» **WRITTEN REQUEST**: Take all the material and copy it exactly.

Figure collection entries:
━━━━━━━━━━━━━━━━━━━━
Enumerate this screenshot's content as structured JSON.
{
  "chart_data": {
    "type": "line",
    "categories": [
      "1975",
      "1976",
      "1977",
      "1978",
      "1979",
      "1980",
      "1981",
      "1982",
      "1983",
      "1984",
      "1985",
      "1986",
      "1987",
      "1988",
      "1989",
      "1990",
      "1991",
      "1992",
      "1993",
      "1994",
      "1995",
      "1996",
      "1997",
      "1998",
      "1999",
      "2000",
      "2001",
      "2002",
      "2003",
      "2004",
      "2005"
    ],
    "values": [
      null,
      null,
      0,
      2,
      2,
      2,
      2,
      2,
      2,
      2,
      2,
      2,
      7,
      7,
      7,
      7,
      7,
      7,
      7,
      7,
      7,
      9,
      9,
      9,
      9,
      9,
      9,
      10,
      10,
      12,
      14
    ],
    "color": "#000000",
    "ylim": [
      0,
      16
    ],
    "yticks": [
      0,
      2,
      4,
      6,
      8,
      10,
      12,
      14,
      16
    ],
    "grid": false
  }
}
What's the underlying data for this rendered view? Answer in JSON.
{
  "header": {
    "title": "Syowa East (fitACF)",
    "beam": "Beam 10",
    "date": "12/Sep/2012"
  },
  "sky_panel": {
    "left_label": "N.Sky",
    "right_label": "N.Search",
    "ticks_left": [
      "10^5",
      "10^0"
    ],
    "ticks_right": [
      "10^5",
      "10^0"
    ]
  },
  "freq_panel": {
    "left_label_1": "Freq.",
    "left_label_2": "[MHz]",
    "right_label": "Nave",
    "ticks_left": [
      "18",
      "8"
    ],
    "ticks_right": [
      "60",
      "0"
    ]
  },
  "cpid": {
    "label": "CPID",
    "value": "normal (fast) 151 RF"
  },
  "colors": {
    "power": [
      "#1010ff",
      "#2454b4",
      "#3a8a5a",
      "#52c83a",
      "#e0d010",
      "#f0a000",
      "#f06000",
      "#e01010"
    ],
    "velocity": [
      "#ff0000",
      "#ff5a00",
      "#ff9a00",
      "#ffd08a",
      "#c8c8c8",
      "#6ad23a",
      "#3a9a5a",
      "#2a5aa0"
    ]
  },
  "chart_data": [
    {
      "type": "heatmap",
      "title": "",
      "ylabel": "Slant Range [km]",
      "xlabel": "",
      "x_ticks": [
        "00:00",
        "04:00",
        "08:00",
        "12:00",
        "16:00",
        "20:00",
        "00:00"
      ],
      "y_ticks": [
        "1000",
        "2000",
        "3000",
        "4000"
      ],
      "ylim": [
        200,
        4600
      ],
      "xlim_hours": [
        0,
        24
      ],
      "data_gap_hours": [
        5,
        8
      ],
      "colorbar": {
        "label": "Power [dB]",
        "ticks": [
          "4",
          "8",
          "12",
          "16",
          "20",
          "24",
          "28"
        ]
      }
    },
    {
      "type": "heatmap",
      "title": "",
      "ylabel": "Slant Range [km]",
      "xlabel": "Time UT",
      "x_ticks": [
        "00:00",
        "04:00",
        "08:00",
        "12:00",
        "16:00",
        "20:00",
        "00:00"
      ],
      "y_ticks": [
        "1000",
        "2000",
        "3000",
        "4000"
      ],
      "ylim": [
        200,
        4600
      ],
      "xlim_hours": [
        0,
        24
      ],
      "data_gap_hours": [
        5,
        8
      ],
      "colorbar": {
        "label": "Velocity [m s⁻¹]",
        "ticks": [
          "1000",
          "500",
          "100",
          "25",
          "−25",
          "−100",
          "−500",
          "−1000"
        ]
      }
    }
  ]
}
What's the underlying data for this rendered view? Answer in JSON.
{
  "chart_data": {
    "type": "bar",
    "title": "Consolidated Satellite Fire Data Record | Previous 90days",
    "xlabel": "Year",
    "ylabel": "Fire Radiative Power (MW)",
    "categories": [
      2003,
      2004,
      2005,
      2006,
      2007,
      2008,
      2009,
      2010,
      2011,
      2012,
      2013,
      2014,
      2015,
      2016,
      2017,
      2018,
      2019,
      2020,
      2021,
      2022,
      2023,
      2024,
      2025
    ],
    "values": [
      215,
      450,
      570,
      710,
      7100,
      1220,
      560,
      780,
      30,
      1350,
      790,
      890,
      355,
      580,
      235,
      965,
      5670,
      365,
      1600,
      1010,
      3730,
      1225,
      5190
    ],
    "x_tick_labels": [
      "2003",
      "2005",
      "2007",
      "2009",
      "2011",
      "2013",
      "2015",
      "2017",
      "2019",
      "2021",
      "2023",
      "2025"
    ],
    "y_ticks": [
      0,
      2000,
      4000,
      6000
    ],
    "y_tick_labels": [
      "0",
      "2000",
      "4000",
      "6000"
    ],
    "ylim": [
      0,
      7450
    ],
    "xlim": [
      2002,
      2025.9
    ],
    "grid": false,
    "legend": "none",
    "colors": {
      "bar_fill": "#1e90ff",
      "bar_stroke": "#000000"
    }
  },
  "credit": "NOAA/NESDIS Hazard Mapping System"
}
━━━━━━━━━━━━━━━━━━━━
» **RESULT FOR THIS EXERCISE**:
Enumerate this screenshot's content as structured JSON.
{
  "chart_data": {
    "type": "line",
    "categories": [
      "1975",
      "1976",
      "1977",
      "1978",
      "1979",
      "1980",
      "1981",
      "1982",
      "1983",
      "1984",
      "1985",
      "1986",
      "1987",
      "1988",
      "1989",
      "1990",
      "1991",
      "1992",
      "1993",
      "1994",
      "1995",
      "1996",
      "1997",
      "1998",
      "1999",
      "2000",
      "2001",
      "2002",
      "2003",
      "2004",
      "2005"
    ],
    "values": [
      null,
      null,
      0,
      2,
      2,
      2,
      2,
      2,
      2,
      2,
      2,
      2,
      7,
      7,
      7,
      7,
      7,
      7,
      7,
      7,
      7,
      9,
      9,
      9,
      9,
      9,
      9,
      10,
      10,
      12,
      14
    ],
    "color": "#000000",
    "ylim": [
      0,
      16
    ],
    "yticks": [
      0,
      2,
      4,
      6,
      8,
      10,
      12,
      14,
      16
    ],
    "grid": false
  }
}
What's the underlying data for this rendered view? Answer in JSON.
{
  "header": {
    "title": "Syowa East (fitACF)",
    "beam": "Beam 10",
    "date": "12/Sep/2012"
  },
  "sky_panel": {
    "left_label": "N.Sky",
    "right_label": "N.Search",
    "ticks_left": [
      "10^5",
      "10^0"
    ],
    "ticks_right": [
      "10^5",
      "10^0"
    ]
  },
  "freq_panel": {
    "left_label_1": "Freq.",
    "left_label_2": "[MHz]",
    "right_label": "Nave",
    "ticks_left": [
      "18",
      "8"
    ],
    "ticks_right": [
      "60",
      "0"
    ]
  },
  "cpid": {
    "label": "CPID",
    "value": "normal (fast) 151 RF"
  },
  "colors": {
    "power": [
      "#1010ff",
      "#2454b4",
      "#3a8a5a",
      "#52c83a",
      "#e0d010",
      "#f0a000",
      "#f06000",
      "#e01010"
    ],
    "velocity": [
      "#ff0000",
      "#ff5a00",
      "#ff9a00",
      "#ffd08a",
      "#c8c8c8",
      "#6ad23a",
      "#3a9a5a",
      "#2a5aa0"
    ]
  },
  "chart_data": [
    {
      "type": "heatmap",
      "title": "",
      "ylabel": "Slant Range [km]",
      "xlabel": "",
      "x_ticks": [
        "00:00",
        "04:00",
        "08:00",
        "12:00",
        "16:00",
        "20:00",
        "00:00"
      ],
      "y_ticks": [
        "1000",
        "2000",
        "3000",
        "4000"
      ],
      "ylim": [
        200,
        4600
      ],
      "xlim_hours": [
        0,
        24
      ],
      "data_gap_hours": [
        5,
        8
      ],
      "colorbar": {
        "label": "Power [dB]",
        "ticks": [
          "4",
          "8",
          "12",
          "16",
          "20",
          "24",
          "28"
        ]
      }
    },
    {
      "type": "heatmap",
      "title": "",
      "ylabel": "Slant Range [km]",
      "xlabel": "Time UT",
      "x_ticks": [
        "00:00",
        "04:00",
        "08:00",
        "12:00",
        "16:00",
        "20:00",
        "00:00"
      ],
      "y_ticks": [
        "1000",
        "2000",
        "3000",
        "4000"
      ],
      "ylim": [
        200,
        4600
      ],
      "xlim_hours": [
        0,
        24
      ],
      "data_gap_hours": [
        5,
        8
      ],
      "colorbar": {
        "label": "Velocity [m s⁻¹]",
        "ticks": [
          "1000",
          "500",
          "100",
          "25",
          "−25",
          "−100",
          "−500",
          "−1000"
        ]
      }
    }
  ]
}
What's the underlying data for this rendered view? Answer in JSON.
{
  "chart_data": {
    "type": "bar",
    "title": "Consolidated Satellite Fire Data Record | Previous 90days",
    "xlabel": "Year",
    "ylabel": "Fire Radiative Power (MW)",
    "categories": [
      2003,
      2004,
      2005,
      2006,
      2007,
      2008,
      2009,
      2010,
      2011,
      2012,
      2013,
      2014,
      2015,
      2016,
      2017,
      2018,
      2019,
      2020,
      2021,
      2022,
      2023,
      2024,
      2025
    ],
    "values": [
      215,
      450,
      570,
      710,
      7100,
      1220,
      560,
      780,
      30,
      1350,
      790,
      890,
      355,
      580,
      235,
      965,
      5670,
      365,
      1600,
      1010,
      3730,
      1225,
      5190
    ],
    "x_tick_labels": [
      "2003",
      "2005",
      "2007",
      "2009",
      "2011",
      "2013",
      "2015",
      "2017",
      "2019",
      "2021",
      "2023",
      "2025"
    ],
    "y_ticks": [
      0,
      2000,
      4000,
      6000
    ],
    "y_tick_labels": [
      "0",
      "2000",
      "4000",
      "6000"
    ],
    "ylim": [
      0,
      7450
    ],
    "xlim": [
      2002,
      2025.9
    ],
    "grid": false,
    "legend": "none",
    "colors": {
      "bar_fill": "#1e90ff",
      "bar_stroke": "#000000"
    }
  },
  "credit": "NOAA/NESDIS Hazard Mapping System"
}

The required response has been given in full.